• **What you should do**: Would you return the complete listing below word for word?
━━ Excerpted records ━━
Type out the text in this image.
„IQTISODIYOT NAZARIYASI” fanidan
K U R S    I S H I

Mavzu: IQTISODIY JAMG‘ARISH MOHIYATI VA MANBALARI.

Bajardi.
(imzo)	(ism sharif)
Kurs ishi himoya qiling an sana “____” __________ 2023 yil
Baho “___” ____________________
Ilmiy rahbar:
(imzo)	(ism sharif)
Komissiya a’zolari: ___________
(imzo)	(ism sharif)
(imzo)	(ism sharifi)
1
━━━
• **Exercise output**:
Type out the text in this image.
„IQTISODIYOT NAZARIYASI” fanidan
K U R S    I S H I

Mavzu: IQTISODIY JAMG‘ARISH MOHIYATI VA MANBALARI.

Bajardi.
(imzo)	(ism sharif)
Kurs ishi himoya qiling an sana “____” __________ 2023 yil
Baho “___” ____________________
Ilmiy rahbar:
(imzo)	(ism sharif)
Komissiya a’zolari: ___________
(imzo)	(ism sharif)
(imzo)	(ism sharifi)
1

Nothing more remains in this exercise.